TO DO:
List every line below containing "name".

Data entries for graphics
.....
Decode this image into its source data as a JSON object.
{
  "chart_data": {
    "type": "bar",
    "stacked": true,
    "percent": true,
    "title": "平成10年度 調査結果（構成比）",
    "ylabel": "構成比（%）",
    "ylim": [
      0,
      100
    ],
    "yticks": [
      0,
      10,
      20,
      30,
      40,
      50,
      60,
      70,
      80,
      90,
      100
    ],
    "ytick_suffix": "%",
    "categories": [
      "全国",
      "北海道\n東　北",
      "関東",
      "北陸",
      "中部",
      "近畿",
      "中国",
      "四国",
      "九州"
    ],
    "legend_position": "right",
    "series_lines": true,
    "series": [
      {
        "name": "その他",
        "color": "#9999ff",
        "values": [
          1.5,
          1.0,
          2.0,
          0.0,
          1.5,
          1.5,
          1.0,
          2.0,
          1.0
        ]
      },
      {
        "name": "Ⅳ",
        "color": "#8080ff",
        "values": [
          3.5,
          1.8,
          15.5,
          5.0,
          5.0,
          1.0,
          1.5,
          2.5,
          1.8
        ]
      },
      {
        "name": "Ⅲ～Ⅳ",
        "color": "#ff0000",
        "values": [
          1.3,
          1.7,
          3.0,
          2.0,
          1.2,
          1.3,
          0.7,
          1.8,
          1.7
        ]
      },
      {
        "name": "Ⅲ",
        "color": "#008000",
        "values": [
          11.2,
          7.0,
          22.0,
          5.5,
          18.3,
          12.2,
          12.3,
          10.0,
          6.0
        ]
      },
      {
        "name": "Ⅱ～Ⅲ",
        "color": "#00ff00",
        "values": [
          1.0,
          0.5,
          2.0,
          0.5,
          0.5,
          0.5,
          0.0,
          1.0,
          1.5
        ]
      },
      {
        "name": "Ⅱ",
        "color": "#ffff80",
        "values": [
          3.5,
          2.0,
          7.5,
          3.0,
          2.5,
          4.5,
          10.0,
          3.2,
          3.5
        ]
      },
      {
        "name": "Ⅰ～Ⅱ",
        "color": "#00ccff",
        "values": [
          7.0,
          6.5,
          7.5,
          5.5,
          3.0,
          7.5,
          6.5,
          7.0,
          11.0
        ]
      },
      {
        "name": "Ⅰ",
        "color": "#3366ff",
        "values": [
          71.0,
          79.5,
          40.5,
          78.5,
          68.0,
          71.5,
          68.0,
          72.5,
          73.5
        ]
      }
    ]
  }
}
.....
RESULT:
        "name": "その他",
        "name": "Ⅳ",
        "name": "Ⅲ～Ⅳ",
        "name": "Ⅲ",
        "name": "Ⅱ～Ⅲ",
        "name": "Ⅱ",
        "name": "Ⅰ～Ⅱ",
        "name": "Ⅰ",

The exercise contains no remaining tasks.